**Supplied information**:
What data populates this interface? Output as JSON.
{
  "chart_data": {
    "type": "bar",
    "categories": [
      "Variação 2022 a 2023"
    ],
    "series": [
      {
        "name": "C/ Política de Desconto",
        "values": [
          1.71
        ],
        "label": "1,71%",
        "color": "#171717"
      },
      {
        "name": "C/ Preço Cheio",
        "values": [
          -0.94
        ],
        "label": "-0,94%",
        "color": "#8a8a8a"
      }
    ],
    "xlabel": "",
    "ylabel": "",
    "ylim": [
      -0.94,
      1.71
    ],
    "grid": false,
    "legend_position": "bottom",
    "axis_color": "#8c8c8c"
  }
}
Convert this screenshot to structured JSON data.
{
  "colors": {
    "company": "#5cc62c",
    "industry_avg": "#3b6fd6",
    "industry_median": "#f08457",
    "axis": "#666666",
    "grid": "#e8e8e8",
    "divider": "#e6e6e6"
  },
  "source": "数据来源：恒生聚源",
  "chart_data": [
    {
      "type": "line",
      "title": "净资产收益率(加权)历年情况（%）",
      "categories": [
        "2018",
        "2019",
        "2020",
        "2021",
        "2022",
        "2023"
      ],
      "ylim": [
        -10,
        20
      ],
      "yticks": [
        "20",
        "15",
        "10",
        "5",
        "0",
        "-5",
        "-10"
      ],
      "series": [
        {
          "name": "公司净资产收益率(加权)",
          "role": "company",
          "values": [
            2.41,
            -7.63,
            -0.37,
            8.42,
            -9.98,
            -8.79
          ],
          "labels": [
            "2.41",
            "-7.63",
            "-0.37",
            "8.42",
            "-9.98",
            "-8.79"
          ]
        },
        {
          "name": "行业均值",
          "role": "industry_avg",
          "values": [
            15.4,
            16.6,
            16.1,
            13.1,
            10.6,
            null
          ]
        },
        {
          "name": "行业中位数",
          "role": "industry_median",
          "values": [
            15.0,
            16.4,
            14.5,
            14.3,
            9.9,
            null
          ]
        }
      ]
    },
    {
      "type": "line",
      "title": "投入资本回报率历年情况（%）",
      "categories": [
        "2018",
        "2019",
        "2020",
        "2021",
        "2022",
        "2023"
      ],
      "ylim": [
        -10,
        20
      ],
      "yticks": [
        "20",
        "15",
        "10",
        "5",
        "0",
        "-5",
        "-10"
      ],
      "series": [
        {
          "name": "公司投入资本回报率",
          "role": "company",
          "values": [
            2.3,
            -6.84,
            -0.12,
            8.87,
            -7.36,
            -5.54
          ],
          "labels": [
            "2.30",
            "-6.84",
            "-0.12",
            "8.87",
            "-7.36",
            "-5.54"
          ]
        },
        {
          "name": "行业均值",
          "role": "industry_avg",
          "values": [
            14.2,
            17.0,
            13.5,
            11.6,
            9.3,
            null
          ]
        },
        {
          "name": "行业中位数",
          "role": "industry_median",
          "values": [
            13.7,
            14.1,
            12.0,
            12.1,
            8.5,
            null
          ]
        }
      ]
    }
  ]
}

**Given request**: Choose all lines containing the string "JSON" and copy them out.

**Solution to the exercise**:
What data populates this interface? Output as JSON.
Convert this screenshot to structured JSON data.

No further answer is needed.